--- Begin Data extract ---

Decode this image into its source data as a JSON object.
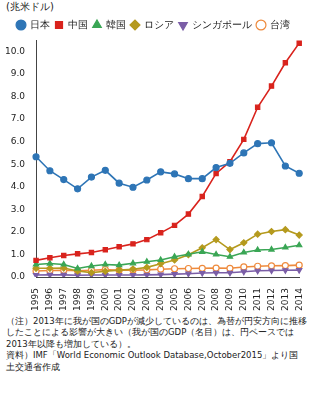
{
  "chart_data": {
    "type": "line",
    "y_label": "(兆米ドル)",
    "categories": [
      "1995",
      "1996",
      "1997",
      "1998",
      "1999",
      "2000",
      "2001",
      "2002",
      "2003",
      "2004",
      "2005",
      "2006",
      "2007",
      "2008",
      "2009",
      "2010",
      "2011",
      "2012",
      "2013",
      "2014"
    ],
    "series": [
      {
        "name": "日本",
        "color": "#2e75b6",
        "marker": "circle",
        "values": [
          5.33,
          4.71,
          4.32,
          3.91,
          4.43,
          4.73,
          4.16,
          3.98,
          4.3,
          4.66,
          4.57,
          4.36,
          4.36,
          4.85,
          5.04,
          5.5,
          5.91,
          5.95,
          4.92,
          4.6
        ]
      },
      {
        "name": "中国",
        "color": "#d9231d",
        "marker": "square",
        "values": [
          0.74,
          0.86,
          0.96,
          1.03,
          1.09,
          1.21,
          1.34,
          1.47,
          1.66,
          1.96,
          2.29,
          2.79,
          3.57,
          4.59,
          5.11,
          6.1,
          7.52,
          8.46,
          9.49,
          10.36
        ]
      },
      {
        "name": "韓国",
        "color": "#3aa655",
        "marker": "triangle",
        "values": [
          0.56,
          0.6,
          0.56,
          0.38,
          0.49,
          0.56,
          0.53,
          0.61,
          0.68,
          0.76,
          0.9,
          1.01,
          1.12,
          1.0,
          0.9,
          1.09,
          1.2,
          1.22,
          1.31,
          1.41
        ]
      },
      {
        "name": "ロシア",
        "color": "#b59a1e",
        "marker": "diamond",
        "values": [
          0.39,
          0.39,
          0.4,
          0.27,
          0.2,
          0.26,
          0.31,
          0.35,
          0.43,
          0.59,
          0.76,
          0.99,
          1.3,
          1.66,
          1.22,
          1.52,
          1.9,
          2.02,
          2.1,
          1.86
        ]
      },
      {
        "name": "シンガポール",
        "color": "#7b5ea7",
        "marker": "triangle-down",
        "values": [
          0.09,
          0.1,
          0.1,
          0.08,
          0.09,
          0.09,
          0.09,
          0.09,
          0.1,
          0.11,
          0.13,
          0.15,
          0.18,
          0.19,
          0.19,
          0.24,
          0.28,
          0.29,
          0.3,
          0.31
        ]
      },
      {
        "name": "台湾",
        "color": "#ee8a3c",
        "marker": "circle-open",
        "values": [
          0.27,
          0.29,
          0.3,
          0.28,
          0.3,
          0.33,
          0.3,
          0.31,
          0.32,
          0.35,
          0.37,
          0.38,
          0.39,
          0.4,
          0.39,
          0.45,
          0.48,
          0.5,
          0.51,
          0.53
        ]
      }
    ],
    "ylim": [
      0,
      10.5
    ],
    "yticks": [
      {
        "value": 0,
        "label": "0.0"
      },
      {
        "value": 1,
        "label": "1.0"
      },
      {
        "value": 2,
        "label": "2.0"
      },
      {
        "value": 3,
        "label": "3.0"
      },
      {
        "value": 4,
        "label": "4.0"
      },
      {
        "value": 5,
        "label": "5.0"
      },
      {
        "value": 6,
        "label": "6.0"
      },
      {
        "value": 7,
        "label": "7.0"
      },
      {
        "value": 8,
        "label": "8.0"
      },
      {
        "value": 9,
        "label": "9.0"
      },
      {
        "value": 10,
        "label": "10.0"
      }
    ],
    "grid": false,
    "legend": "top",
    "annotations": [
      "（注）2013年に我が国のGDPが減少しているのは、為替が円安方向に推移したことによる影響が大きい（我が国のGDP（名目）は、円ベースでは2013年以降も増加している）。",
      "資料）IMF「World Economic Outlook Database,October2015」より国土交通省作成"
    ]
  }
}
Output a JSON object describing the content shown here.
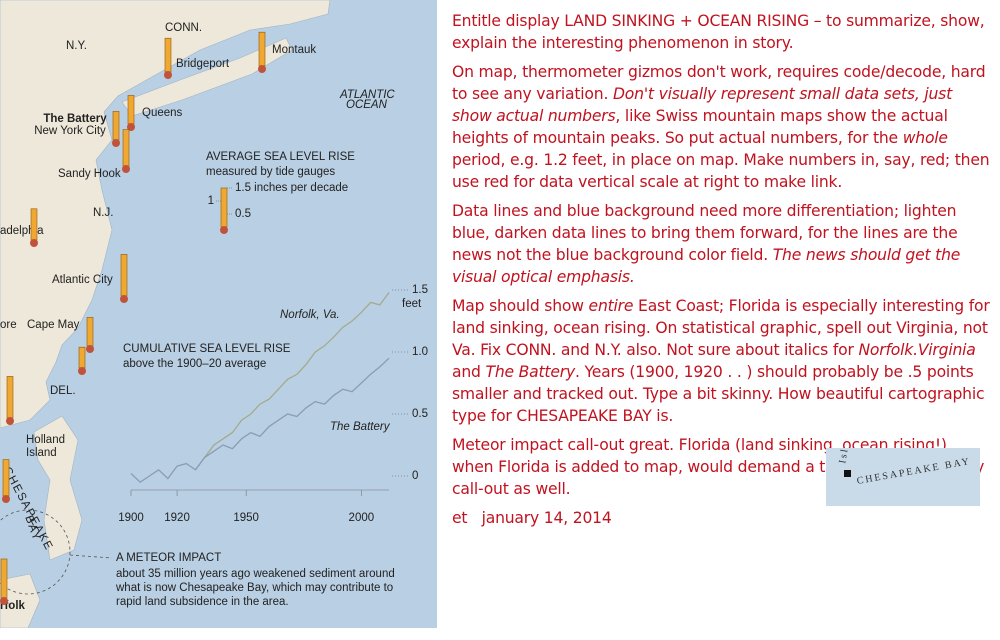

--- End Data extract ---

Except for the pictures, print the data above exactly.

# Output
Decode this image into its source data as a JSON object.
{
  "chart_data": {
    "type": "line",
    "y_label": "(兆米ドル)",
    "categories": [
      "1995",
      "1996",
      "1997",
      "1998",
      "1999",
      "2000",
      "2001",
      "2002",
      "2003",
      "2004",
      "2005",
      "2006",
      "2007",
      "2008",
      "2009",
      "2010",
      "2011",
      "2012",
      "2013",
      "2014"
    ],
    "series": [
      {
        "name": "日本",
        "color": "#2e75b6",
        "marker": "circle",
        "values": [
          5.33,
          4.71,
          4.32,
          3.91,
          4.43,
          4.73,
          4.16,
          3.98,
          4.3,
          4.66,
          4.57,
          4.36,
          4.36,
          4.85,
          5.04,
          5.5,
          5.91,
          5.95,
          4.92,
          4.6
        ]
      },
      {
        "name": "中国",
        "color": "#d9231d",
        "marker": "square",
        "values": [
          0.74,
          0.86,
          0.96,
          1.03,
          1.09,
          1.21,
          1.34,
          1.47,
          1.66,
          1.96,
          2.29,
          2.79,
          3.57,
          4.59,
          5.11,
          6.1,
          7.52,
          8.46,
          9.49,
          10.36
        ]
      },
      {
        "name": "韓国",
        "color": "#3aa655",
        "marker": "triangle",
        "values": [
          0.56,
          0.6,
          0.56,
          0.38,
          0.49,
          0.56,
          0.53,
          0.61,
          0.68,
          0.76,
          0.9,
          1.01,
          1.12,
          1.0,
          0.9,
          1.09,
          1.2,
          1.22,
          1.31,
          1.41
        ]
      },
      {
        "name": "ロシア",
        "color": "#b59a1e",
        "marker": "diamond",
        "values": [
          0.39,
          0.39,
          0.4,
          0.27,
          0.2,
          0.26,
          0.31,
          0.35,
          0.43,
          0.59,
          0.76,
          0.99,
          1.3,
          1.66,
          1.22,
          1.52,
          1.9,
          2.02,
          2.1,
          1.86
        ]
      },
      {
        "name": "シンガポール",
        "color": "#7b5ea7",
        "marker": "triangle-down",
        "values": [
          0.09,
          0.1,
          0.1,
          0.08,
          0.09,
          0.09,
          0.09,
          0.09,
          0.1,
          0.11,
          0.13,
          0.15,
          0.18,
          0.19,
          0.19,
          0.24,
          0.28,
          0.29,
          0.3,
          0.31
        ]
      },
      {
        "name": "台湾",
        "color": "#ee8a3c",
        "marker": "circle-open",
        "values": [
          0.27,
          0.29,
          0.3,
          0.28,
          0.3,
          0.33,
          0.3,
          0.31,
          0.32,
          0.35,
          0.37,
          0.38,
          0.39,
          0.4,
          0.39,
          0.45,
          0.48,
          0.5,
          0.51,
          0.53
        ]
      }
    ],
    "ylim": [
      0,
      10.5
    ],
    "yticks": [
      {
        "value": 0,
        "label": "0.0"
      },
      {
        "value": 1,
        "label": "1.0"
      },
      {
        "value": 2,
        "label": "2.0"
      },
      {
        "value": 3,
        "label": "3.0"
      },
      {
        "value": 4,
        "label": "4.0"
      },
      {
        "value": 5,
        "label": "5.0"
      },
      {
        "value": 6,
        "label": "6.0"
      },
      {
        "value": 7,
        "label": "7.0"
      },
      {
        "value": 8,
        "label": "8.0"
      },
      {
        "value": 9,
        "label": "9.0"
      },
      {
        "value": 10,
        "label": "10.0"
      }
    ],
    "grid": false,
    "legend": "top",
    "annotations": [
      "（注）2013年に我が国のGDPが減少しているのは、為替が円安方向に推移したことによる影響が大きい（我が国のGDP（名目）は、円ベースでは2013年以降も増加している）。",
      "資料）IMF「World Economic Outlook Database,October2015」より国土交通省作成"
    ]
  }
}
Output a JSON object describing the content shown here.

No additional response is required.